Reproduce all of the listing below without alteration.

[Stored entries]
- - -

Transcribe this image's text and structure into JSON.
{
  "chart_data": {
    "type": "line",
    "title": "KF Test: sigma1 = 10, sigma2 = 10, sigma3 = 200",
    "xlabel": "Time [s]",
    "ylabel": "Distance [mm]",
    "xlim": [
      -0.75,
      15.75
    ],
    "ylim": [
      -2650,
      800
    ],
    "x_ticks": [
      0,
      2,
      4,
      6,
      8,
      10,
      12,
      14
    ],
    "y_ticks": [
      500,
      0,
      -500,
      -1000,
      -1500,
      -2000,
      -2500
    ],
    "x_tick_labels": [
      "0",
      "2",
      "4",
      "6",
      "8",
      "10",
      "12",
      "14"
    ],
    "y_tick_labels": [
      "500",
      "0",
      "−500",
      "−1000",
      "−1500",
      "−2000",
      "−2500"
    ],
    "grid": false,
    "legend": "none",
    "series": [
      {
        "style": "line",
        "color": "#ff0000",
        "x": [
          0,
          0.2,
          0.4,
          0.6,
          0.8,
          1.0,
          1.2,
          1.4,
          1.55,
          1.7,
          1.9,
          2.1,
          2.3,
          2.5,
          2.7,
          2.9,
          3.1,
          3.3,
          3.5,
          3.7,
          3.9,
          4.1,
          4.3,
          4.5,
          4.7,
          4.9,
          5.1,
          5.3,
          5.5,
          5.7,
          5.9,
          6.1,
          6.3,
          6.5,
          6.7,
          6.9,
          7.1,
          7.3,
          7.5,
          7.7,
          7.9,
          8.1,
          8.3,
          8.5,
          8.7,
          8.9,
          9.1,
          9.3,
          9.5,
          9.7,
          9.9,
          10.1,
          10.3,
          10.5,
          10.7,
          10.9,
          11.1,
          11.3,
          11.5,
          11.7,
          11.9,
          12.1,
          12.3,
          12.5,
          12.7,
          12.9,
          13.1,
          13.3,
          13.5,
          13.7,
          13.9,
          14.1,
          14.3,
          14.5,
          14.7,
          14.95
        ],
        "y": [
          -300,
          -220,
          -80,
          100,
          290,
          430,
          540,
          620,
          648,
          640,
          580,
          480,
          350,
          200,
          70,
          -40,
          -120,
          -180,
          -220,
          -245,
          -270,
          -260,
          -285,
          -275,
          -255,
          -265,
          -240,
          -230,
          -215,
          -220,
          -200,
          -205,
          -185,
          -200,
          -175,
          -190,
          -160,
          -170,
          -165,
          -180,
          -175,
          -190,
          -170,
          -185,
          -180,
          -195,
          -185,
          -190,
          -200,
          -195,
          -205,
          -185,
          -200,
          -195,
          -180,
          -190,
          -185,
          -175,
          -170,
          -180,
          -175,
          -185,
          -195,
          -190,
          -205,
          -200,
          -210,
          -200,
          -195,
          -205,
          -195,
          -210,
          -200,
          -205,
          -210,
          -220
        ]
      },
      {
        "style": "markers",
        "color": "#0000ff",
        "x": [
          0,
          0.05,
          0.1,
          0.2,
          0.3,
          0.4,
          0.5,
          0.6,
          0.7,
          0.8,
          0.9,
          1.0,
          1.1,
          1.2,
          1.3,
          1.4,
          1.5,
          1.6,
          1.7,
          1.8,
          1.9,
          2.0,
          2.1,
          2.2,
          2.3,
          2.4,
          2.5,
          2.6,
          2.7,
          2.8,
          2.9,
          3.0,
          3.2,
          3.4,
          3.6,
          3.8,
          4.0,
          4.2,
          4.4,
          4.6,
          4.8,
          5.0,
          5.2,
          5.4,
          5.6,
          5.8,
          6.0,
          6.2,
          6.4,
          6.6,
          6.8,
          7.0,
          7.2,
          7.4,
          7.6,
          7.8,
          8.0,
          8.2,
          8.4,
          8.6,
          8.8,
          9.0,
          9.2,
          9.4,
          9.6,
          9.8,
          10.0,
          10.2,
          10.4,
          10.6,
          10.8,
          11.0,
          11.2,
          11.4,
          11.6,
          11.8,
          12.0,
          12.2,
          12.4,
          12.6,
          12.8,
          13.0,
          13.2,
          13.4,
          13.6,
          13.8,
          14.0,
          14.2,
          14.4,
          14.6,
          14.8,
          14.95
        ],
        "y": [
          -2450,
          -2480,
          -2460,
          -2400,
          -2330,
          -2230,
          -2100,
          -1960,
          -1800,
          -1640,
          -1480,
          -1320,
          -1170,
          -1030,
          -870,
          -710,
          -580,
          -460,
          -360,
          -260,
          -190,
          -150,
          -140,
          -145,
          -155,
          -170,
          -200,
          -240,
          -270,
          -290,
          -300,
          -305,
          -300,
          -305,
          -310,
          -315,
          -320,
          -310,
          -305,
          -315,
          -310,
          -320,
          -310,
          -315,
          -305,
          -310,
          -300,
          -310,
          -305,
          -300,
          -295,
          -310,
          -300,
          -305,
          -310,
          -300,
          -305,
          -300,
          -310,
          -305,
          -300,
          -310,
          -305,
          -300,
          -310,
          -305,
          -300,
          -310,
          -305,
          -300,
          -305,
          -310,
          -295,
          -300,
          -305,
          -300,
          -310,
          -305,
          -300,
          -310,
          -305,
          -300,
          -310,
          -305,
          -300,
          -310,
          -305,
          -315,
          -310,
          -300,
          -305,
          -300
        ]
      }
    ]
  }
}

- - -

### EXERCISE OUTPUT
Transcribe this image's text and structure into JSON.
{
  "chart_data": {
    "type": "line",
    "title": "KF Test: sigma1 = 10, sigma2 = 10, sigma3 = 200",
    "xlabel": "Time [s]",
    "ylabel": "Distance [mm]",
    "xlim": [
      -0.75,
      15.75
    ],
    "ylim": [
      -2650,
      800
    ],
    "x_ticks": [
      0,
      2,
      4,
      6,
      8,
      10,
      12,
      14
    ],
    "y_ticks": [
      500,
      0,
      -500,
      -1000,
      -1500,
      -2000,
      -2500
    ],
    "x_tick_labels": [
      "0",
      "2",
      "4",
      "6",
      "8",
      "10",
      "12",
      "14"
    ],
    "y_tick_labels": [
      "500",
      "0",
      "−500",
      "−1000",
      "−1500",
      "−2000",
      "−2500"
    ],
    "grid": false,
    "legend": "none",
    "series": [
      {
        "style": "line",
        "color": "#ff0000",
        "x": [
          0,
          0.2,
          0.4,
          0.6,
          0.8,
          1.0,
          1.2,
          1.4,
          1.55,
          1.7,
          1.9,
          2.1,
          2.3,
          2.5,
          2.7,
          2.9,
          3.1,
          3.3,
          3.5,
          3.7,
          3.9,
          4.1,
          4.3,
          4.5,
          4.7,
          4.9,
          5.1,
          5.3,
          5.5,
          5.7,
          5.9,
          6.1,
          6.3,
          6.5,
          6.7,
          6.9,
          7.1,
          7.3,
          7.5,
          7.7,
          7.9,
          8.1,
          8.3,
          8.5,
          8.7,
          8.9,
          9.1,
          9.3,
          9.5,
          9.7,
          9.9,
          10.1,
          10.3,
          10.5,
          10.7,
          10.9,
          11.1,
          11.3,
          11.5,
          11.7,
          11.9,
          12.1,
          12.3,
          12.5,
          12.7,
          12.9,
          13.1,
          13.3,
          13.5,
          13.7,
          13.9,
          14.1,
          14.3,
          14.5,
          14.7,
          14.95
        ],
        "y": [
          -300,
          -220,
          -80,
          100,
          290,
          430,
          540,
          620,
          648,
          640,
          580,
          480,
          350,
          200,
          70,
          -40,
          -120,
          -180,
          -220,
          -245,
          -270,
          -260,
          -285,
          -275,
          -255,
          -265,
          -240,
          -230,
          -215,
          -220,
          -200,
          -205,
          -185,
          -200,
          -175,
          -190,
          -160,
          -170,
          -165,
          -180,
          -175,
          -190,
          -170,
          -185,
          -180,
          -195,
          -185,
          -190,
          -200,
          -195,
          -205,
          -185,
          -200,
          -195,
          -180,
          -190,
          -185,
          -175,
          -170,
          -180,
          -175,
          -185,
          -195,
          -190,
          -205,
          -200,
          -210,
          -200,
          -195,
          -205,
          -195,
          -210,
          -200,
          -205,
          -210,
          -220
        ]
      },
      {
        "style": "markers",
        "color": "#0000ff",
        "x": [
          0,
          0.05,
          0.1,
          0.2,
          0.3,
          0.4,
          0.5,
          0.6,
          0.7,
          0.8,
          0.9,
          1.0,
          1.1,
          1.2,
          1.3,
          1.4,
          1.5,
          1.6,
          1.7,
          1.8,
          1.9,
          2.0,
          2.1,
          2.2,
          2.3,
          2.4,
          2.5,
          2.6,
          2.7,
          2.8,
          2.9,
          3.0,
          3.2,
          3.4,
          3.6,
          3.8,
          4.0,
          4.2,
          4.4,
          4.6,
          4.8,
          5.0,
          5.2,
          5.4,
          5.6,
          5.8,
          6.0,
          6.2,
          6.4,
          6.6,
          6.8,
          7.0,
          7.2,
          7.4,
          7.6,
          7.8,
          8.0,
          8.2,
          8.4,
          8.6,
          8.8,
          9.0,
          9.2,
          9.4,
          9.6,
          9.8,
          10.0,
          10.2,
          10.4,
          10.6,
          10.8,
          11.0,
          11.2,
          11.4,
          11.6,
          11.8,
          12.0,
          12.2,
          12.4,
          12.6,
          12.8,
          13.0,
          13.2,
          13.4,
          13.6,
          13.8,
          14.0,
          14.2,
          14.4,
          14.6,
          14.8,
          14.95
        ],
        "y": [
          -2450,
          -2480,
          -2460,
          -2400,
          -2330,
          -2230,
          -2100,
          -1960,
          -1800,
          -1640,
          -1480,
          -1320,
          -1170,
          -1030,
          -870,
          -710,
          -580,
          -460,
          -360,
          -260,
          -190,
          -150,
          -140,
          -145,
          -155,
          -170,
          -200,
          -240,
          -270,
          -290,
          -300,
          -305,
          -300,
          -305,
          -310,
          -315,
          -320,
          -310,
          -305,
          -315,
          -310,
          -320,
          -310,
          -315,
          -305,
          -310,
          -300,
          -310,
          -305,
          -300,
          -295,
          -310,
          -300,
          -305,
          -310,
          -300,
          -305,
          -300,
          -310,
          -305,
          -300,
          -310,
          -305,
          -300,
          -310,
          -305,
          -300,
          -310,
          -305,
          -300,
          -305,
          -310,
          -295,
          -300,
          -305,
          -300,
          -310,
          -305,
          -300,
          -310,
          -305,
          -300,
          -310,
          -305,
          -300,
          -310,
          -305,
          -315,
          -310,
          -300,
          -305,
          -300
        ]
      }
    ]
  }
}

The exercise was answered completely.